Collected data.
** Begin **

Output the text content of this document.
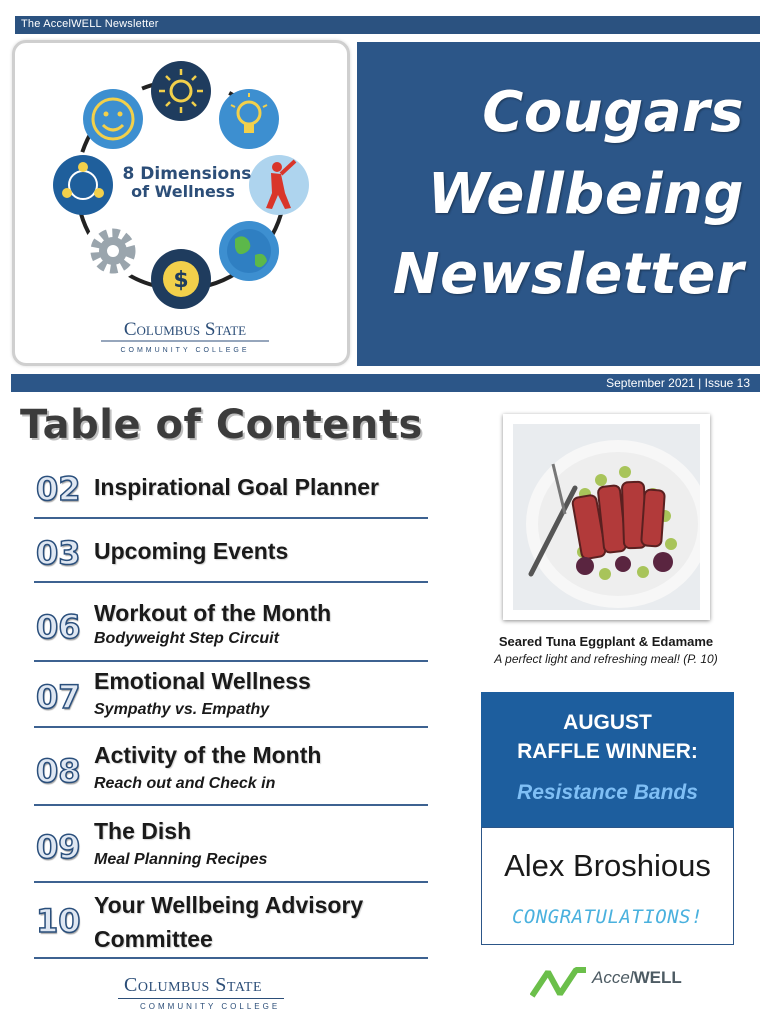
The AccelWELL Newsletter
$
8 Dimensions
of Wellness
Columbus State
COMMUNITY COLLEGE
Cougars
Wellbeing
Newsletter
September 2021 | Issue 13
Table of Contents
02 Inspirational Goal Planner
03 Upcoming Events
06 Workout of the Month
Bodyweight Step Circuit
07 Emotional Wellness
Sympathy vs. Empathy
08 Activity of the Month
Reach out and Check in
09 The Dish
Meal Planning Recipes
10 Your Wellbeing Advisory
Committee
Seared Tuna Eggplant & Edamame
A perfect light and refreshing meal! (P. 10)
AUGUST
RAFFLE WINNER:
Resistance Bands
Alex Broshious
CONGRATULATIONS!
Columbus State
COMMUNITY COLLEGE
AccelWELL
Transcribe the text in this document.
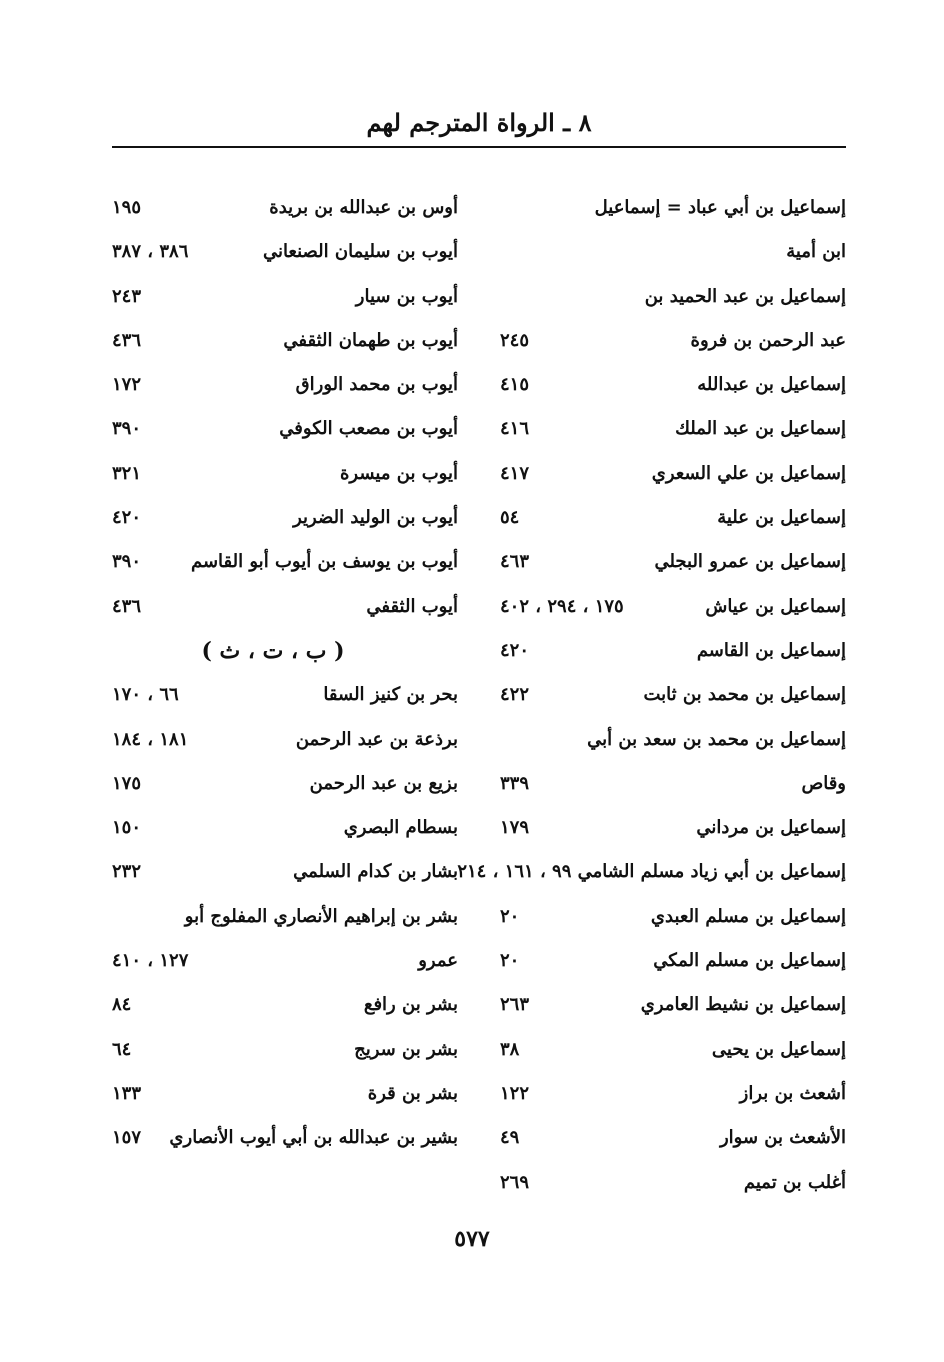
٨ ـ الرواة المترجم لهم
إسماعيل بن أبي عباد = إسماعيل
ابن أمية
إسماعيل بن عبد الحميد بن
عبد الرحمن بن فروة
٢٤٥
إسماعيل بن عبدالله
٤١٥
إسماعيل بن عبد الملك
٤١٦
إسماعيل بن علي السعري
٤١٧
إسماعيل بن علية
٥٤
إسماعيل بن عمرو البجلي
٤٦٣
إسماعيل بن عياش
١٧٥ ، ٢٩٤ ، ٤٠٢
إسماعيل بن القاسم
٤٢٠
إسماعيل بن محمد بن ثابت
٤٢٢
إسماعيل بن محمد بن سعد بن أبي
وقاص
٣٣٩
إسماعيل بن مرداني
١٧٩
إسماعيل بن أبي زياد مسلم الشامي ٩٩ ، ١٦١ ، ٢١٤
إسماعيل بن مسلم العبدي
٢٠
إسماعيل بن مسلم المكي
٢٠
إسماعيل بن نشيط العامري
٢٦٣
إسماعيل بن يحيى
٣٨
أشعث بن براز
١٢٢
الأشعث بن سوار
٤٩
أغلب بن تميم
٢٦٩
أوس بن عبدالله بن بريدة
١٩٥
أيوب بن سليمان الصنعاني
٣٨٦ ، ٣٨٧
أيوب بن سيار
٢٤٣
أيوب بن طهمان الثقفي
٤٣٦
أيوب بن محمد الوراق
١٧٢
أيوب بن مصعب الكوفي
٣٩٠
أيوب بن ميسرة
٣٢١
أيوب بن الوليد الضرير
٤٢٠
أيوب بن يوسف بن أيوب أبو القاسم
٣٩٠
أيوب الثقفي
٤٣٦
( ب ، ت ، ث )
بحر بن كنيز السقا
٦٦ ، ١٧٠
برذعة بن عبد الرحمن
١٨١ ، ١٨٤
بزيع بن عبد الرحمن
١٧٥
بسطام البصري
١٥٠
بشار بن كدام السلمي
٢٣٢
بشر بن إبراهيم الأنصاري المفلوج أبو
عمرو
١٢٧ ، ٤١٠
بشر بن رافع
٨٤
بشر بن سريج
٦٤
بشر بن قرة
١٣٣
بشير بن عبدالله بن أبي أيوب الأنصاري
١٥٧
٥٧٧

** End **

TASK OBJECTIVE. The records above are to be reproduced exactly; the pictures are to be left out.

TASK OUTPUT.
Output the text content of this document.
The AccelWELL Newsletter
$
8 Dimensions
of Wellness
Columbus State
COMMUNITY COLLEGE
Cougars
Wellbeing
Newsletter
September 2021 | Issue 13
Table of Contents
02 Inspirational Goal Planner
03 Upcoming Events
06 Workout of the Month
Bodyweight Step Circuit
07 Emotional Wellness
Sympathy vs. Empathy
08 Activity of the Month
Reach out and Check in
09 The Dish
Meal Planning Recipes
10 Your Wellbeing Advisory
Committee
Seared Tuna Eggplant & Edamame
A perfect light and refreshing meal! (P. 10)
AUGUST
RAFFLE WINNER:
Resistance Bands
Alex Broshious
CONGRATULATIONS!
Columbus State
COMMUNITY COLLEGE
AccelWELL
Transcribe the text in this document.
٨ ـ الرواة المترجم لهم
إسماعيل بن أبي عباد = إسماعيل
ابن أمية
إسماعيل بن عبد الحميد بن
عبد الرحمن بن فروة
٢٤٥
إسماعيل بن عبدالله
٤١٥
إسماعيل بن عبد الملك
٤١٦
إسماعيل بن علي السعري
٤١٧
إسماعيل بن علية
٥٤
إسماعيل بن عمرو البجلي
٤٦٣
إسماعيل بن عياش
١٧٥ ، ٢٩٤ ، ٤٠٢
إسماعيل بن القاسم
٤٢٠
إسماعيل بن محمد بن ثابت
٤٢٢
إسماعيل بن محمد بن سعد بن أبي
وقاص
٣٣٩
إسماعيل بن مرداني
١٧٩
إسماعيل بن أبي زياد مسلم الشامي ٩٩ ، ١٦١ ، ٢١٤
إسماعيل بن مسلم العبدي
٢٠
إسماعيل بن مسلم المكي
٢٠
إسماعيل بن نشيط العامري
٢٦٣
إسماعيل بن يحيى
٣٨
أشعث بن براز
١٢٢
الأشعث بن سوار
٤٩
أغلب بن تميم
٢٦٩
أوس بن عبدالله بن بريدة
١٩٥
أيوب بن سليمان الصنعاني
٣٨٦ ، ٣٨٧
أيوب بن سيار
٢٤٣
أيوب بن طهمان الثقفي
٤٣٦
أيوب بن محمد الوراق
١٧٢
أيوب بن مصعب الكوفي
٣٩٠
أيوب بن ميسرة
٣٢١
أيوب بن الوليد الضرير
٤٢٠
أيوب بن يوسف بن أيوب أبو القاسم
٣٩٠
أيوب الثقفي
٤٣٦
( ب ، ت ، ث )
بحر بن كنيز السقا
٦٦ ، ١٧٠
برذعة بن عبد الرحمن
١٨١ ، ١٨٤
بزيع بن عبد الرحمن
١٧٥
بسطام البصري
١٥٠
بشار بن كدام السلمي
٢٣٢
بشر بن إبراهيم الأنصاري المفلوج أبو
عمرو
١٢٧ ، ٤١٠
بشر بن رافع
٨٤
بشر بن سريج
٦٤
بشر بن قرة
١٣٣
بشير بن عبدالله بن أبي أيوب الأنصاري
١٥٧
٥٧٧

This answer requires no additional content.